§ Exercise prompt: Look through the records below, and copy out every line that holds the string "selected".

[start of Data supplied]

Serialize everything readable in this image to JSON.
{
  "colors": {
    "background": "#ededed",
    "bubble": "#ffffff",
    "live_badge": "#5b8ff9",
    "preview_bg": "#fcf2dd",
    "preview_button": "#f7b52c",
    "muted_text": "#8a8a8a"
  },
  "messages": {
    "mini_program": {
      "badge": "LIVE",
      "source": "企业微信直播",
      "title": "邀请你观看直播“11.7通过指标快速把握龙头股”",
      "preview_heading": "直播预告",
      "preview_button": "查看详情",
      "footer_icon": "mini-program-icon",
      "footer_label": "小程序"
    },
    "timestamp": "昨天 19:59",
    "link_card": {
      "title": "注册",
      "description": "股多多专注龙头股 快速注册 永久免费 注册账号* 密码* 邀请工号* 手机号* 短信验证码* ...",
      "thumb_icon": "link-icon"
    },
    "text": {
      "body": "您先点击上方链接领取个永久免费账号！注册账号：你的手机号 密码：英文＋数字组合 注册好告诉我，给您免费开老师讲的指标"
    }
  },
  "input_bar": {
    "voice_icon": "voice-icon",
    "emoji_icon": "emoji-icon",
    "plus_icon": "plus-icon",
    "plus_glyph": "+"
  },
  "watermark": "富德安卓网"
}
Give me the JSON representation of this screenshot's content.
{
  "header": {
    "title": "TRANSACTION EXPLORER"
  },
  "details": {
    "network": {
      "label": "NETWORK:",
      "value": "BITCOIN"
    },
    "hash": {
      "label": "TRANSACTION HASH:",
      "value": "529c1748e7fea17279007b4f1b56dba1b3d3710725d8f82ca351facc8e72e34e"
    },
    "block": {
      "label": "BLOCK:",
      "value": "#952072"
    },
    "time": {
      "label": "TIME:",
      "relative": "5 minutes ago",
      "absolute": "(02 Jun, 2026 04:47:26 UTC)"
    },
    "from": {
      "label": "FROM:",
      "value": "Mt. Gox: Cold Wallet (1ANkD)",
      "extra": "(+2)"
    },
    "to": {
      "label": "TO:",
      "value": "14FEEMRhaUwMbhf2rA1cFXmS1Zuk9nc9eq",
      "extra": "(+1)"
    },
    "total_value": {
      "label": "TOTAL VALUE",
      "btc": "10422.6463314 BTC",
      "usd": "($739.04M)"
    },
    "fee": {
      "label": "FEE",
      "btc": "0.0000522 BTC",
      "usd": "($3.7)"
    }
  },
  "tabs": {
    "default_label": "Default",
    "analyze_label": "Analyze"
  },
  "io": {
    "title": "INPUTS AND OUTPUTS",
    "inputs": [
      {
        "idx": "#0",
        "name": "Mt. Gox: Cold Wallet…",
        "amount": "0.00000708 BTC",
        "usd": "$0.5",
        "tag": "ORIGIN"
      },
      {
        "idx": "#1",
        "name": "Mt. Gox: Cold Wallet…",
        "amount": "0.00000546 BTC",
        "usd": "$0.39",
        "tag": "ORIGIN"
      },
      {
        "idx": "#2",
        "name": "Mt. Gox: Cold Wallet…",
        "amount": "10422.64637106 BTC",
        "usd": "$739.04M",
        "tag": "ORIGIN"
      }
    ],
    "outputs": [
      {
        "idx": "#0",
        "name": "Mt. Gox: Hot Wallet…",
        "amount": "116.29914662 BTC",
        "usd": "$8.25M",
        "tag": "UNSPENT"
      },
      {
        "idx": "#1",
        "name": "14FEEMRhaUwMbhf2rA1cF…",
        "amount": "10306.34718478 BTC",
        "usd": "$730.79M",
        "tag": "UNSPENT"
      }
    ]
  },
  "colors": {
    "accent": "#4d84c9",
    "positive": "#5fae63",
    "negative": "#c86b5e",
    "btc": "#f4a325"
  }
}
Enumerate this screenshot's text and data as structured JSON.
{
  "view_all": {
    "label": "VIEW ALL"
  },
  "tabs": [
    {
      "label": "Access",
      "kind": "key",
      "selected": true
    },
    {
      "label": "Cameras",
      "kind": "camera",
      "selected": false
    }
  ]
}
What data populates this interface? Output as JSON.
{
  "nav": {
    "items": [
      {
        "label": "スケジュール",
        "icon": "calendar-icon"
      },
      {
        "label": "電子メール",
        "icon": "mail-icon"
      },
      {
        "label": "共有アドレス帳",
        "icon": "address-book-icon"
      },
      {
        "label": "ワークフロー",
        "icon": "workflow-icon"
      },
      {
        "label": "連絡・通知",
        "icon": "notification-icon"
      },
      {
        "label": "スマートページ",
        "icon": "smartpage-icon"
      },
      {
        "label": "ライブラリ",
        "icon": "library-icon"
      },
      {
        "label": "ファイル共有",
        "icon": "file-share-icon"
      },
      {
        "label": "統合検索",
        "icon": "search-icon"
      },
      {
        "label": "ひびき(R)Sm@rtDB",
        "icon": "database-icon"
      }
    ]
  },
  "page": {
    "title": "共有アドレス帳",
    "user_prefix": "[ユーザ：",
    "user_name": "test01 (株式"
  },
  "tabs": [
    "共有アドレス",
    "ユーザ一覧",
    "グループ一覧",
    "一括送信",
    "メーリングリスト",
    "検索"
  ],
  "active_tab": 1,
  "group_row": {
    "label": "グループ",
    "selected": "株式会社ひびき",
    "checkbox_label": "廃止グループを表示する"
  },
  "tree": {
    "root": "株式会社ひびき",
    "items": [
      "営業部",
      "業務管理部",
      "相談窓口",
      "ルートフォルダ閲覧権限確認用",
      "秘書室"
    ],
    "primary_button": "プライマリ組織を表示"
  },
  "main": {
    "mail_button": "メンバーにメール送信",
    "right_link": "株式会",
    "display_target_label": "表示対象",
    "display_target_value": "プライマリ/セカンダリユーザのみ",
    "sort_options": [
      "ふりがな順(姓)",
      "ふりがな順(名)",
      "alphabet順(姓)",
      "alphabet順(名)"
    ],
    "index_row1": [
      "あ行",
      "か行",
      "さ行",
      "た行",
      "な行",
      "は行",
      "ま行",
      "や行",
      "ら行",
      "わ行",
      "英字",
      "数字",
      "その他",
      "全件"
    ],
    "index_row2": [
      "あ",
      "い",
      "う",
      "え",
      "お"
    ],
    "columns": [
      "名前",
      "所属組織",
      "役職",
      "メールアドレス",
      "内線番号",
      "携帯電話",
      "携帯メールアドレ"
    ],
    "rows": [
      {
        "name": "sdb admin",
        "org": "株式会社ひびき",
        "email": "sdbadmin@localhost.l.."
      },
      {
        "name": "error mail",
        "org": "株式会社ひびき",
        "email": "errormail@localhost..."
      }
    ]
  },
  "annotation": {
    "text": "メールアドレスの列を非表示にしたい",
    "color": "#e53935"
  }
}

[end of Data supplied]

§ Answer for the task:
      "selected": true
      "selected": false
    "selected": "株式会社ひびき",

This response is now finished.